■ EXERCISE INSTRUCTIONS:
Leave out the pictures and copy each record below exactly.

Saved data entries
>> begin

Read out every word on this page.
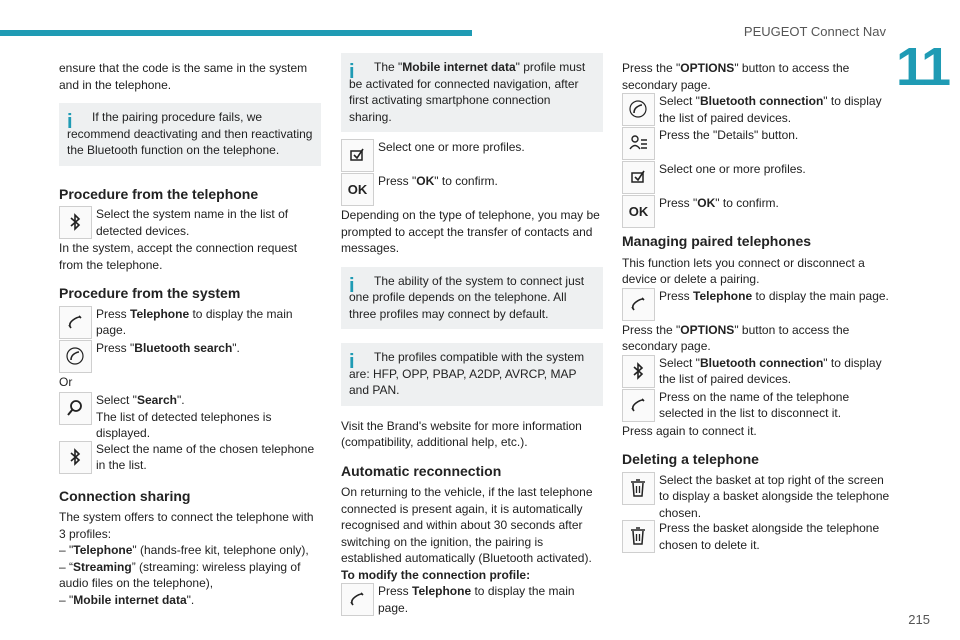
PEUGEOT Connect Nav
11
215

ensure that the code is the same in the system and in the telephone.

i	If the pairing procedure fails, we

recommend deactivating and then reactivating the Bluetooth function on the telephone.

Procedure from the telephone

Select the system name in the list of detected devices.

In the system, accept the connection request from the telephone.

Procedure from the system

Press Telephone to display the main page.

Press "Bluetooth search".

Or

Select "Search".

The list of detected telephones is displayed.

Select the name of the chosen telephone in the list.

Connection sharing

The system offers to connect the telephone with 3 profiles:

– "Telephone" (hands-free kit, telephone only),

– “Streaming” (streaming: wireless playing of audio files on the telephone),

– "Mobile internet data".

i	The "Mobile internet data" profile must

be activated for connected navigation, after first activating smartphone connection sharing.

Select one or more profiles.

OK

Press "OK" to confirm.

Depending on the type of telephone, you may be prompted to accept the transfer of contacts and messages.

i	The ability of the system to connect just

one profile depends on the telephone. All three profiles may connect by default.

i	The profiles compatible with the system

are: HFP, OPP, PBAP, A2DP, AVRCP, MAP and PAN.

Visit the Brand's website for more information (compatibility, additional help, etc.).

Automatic reconnection

On returning to the vehicle, if the last telephone connected is present again, it is automatically recognised and within about 30 seconds after switching on the ignition, the pairing is established automatically (Bluetooth activated).

To modify the connection profile:

Press Telephone to display the main page.

Press the "OPTIONS" button to access the secondary page.

Select "Bluetooth connection" to display the list of paired devices.

Press the "Details" button.

Select one or more profiles.

OK

Press "OK" to confirm.

Managing paired telephones

This function lets you connect or disconnect a device or delete a pairing.

Press Telephone to display the main page.

Press the "OPTIONS" button to access the secondary page.

Select "Bluetooth connection" to display the list of paired devices.

Press on the name of the telephone selected in the list to disconnect it.

Press again to connect it.

Deleting a telephone

Select the basket at top right of the screen to display a basket alongside the telephone chosen.

Press the basket alongside the telephone chosen to delete it.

>> end

■ COMPLETED EXERCISE:
Read out every word on this page.
PEUGEOT Connect Nav
11
215

ensure that the code is the same in the system and in the telephone.

i	If the pairing procedure fails, we

recommend deactivating and then reactivating the Bluetooth function on the telephone.

Procedure from the telephone

Select the system name in the list of detected devices.

In the system, accept the connection request from the telephone.

Procedure from the system

Press Telephone to display the main page.

Press "Bluetooth search".

Or

Select "Search".

The list of detected telephones is displayed.

Select the name of the chosen telephone in the list.

Connection sharing

The system offers to connect the telephone with 3 profiles:

– "Telephone" (hands-free kit, telephone only),

– “Streaming” (streaming: wireless playing of audio files on the telephone),

– "Mobile internet data".

i	The "Mobile internet data" profile must

be activated for connected navigation, after first activating smartphone connection sharing.

Select one or more profiles.

OK

Press "OK" to confirm.

Depending on the type of telephone, you may be prompted to accept the transfer of contacts and messages.

i	The ability of the system to connect just

one profile depends on the telephone. All three profiles may connect by default.

i	The profiles compatible with the system

are: HFP, OPP, PBAP, A2DP, AVRCP, MAP and PAN.

Visit the Brand's website for more information (compatibility, additional help, etc.).

Automatic reconnection

On returning to the vehicle, if the last telephone connected is present again, it is automatically recognised and within about 30 seconds after switching on the ignition, the pairing is established automatically (Bluetooth activated).

To modify the connection profile:

Press Telephone to display the main page.

Press the "OPTIONS" button to access the secondary page.

Select "Bluetooth connection" to display the list of paired devices.

Press the "Details" button.

Select one or more profiles.

OK

Press "OK" to confirm.

Managing paired telephones

This function lets you connect or disconnect a device or delete a pairing.

Press Telephone to display the main page.

Press the "OPTIONS" button to access the secondary page.

Select "Bluetooth connection" to display the list of paired devices.

Press on the name of the telephone selected in the list to disconnect it.

Press again to connect it.

Deleting a telephone

Select the basket at top right of the screen to display a basket alongside the telephone chosen.

Press the basket alongside the telephone chosen to delete it.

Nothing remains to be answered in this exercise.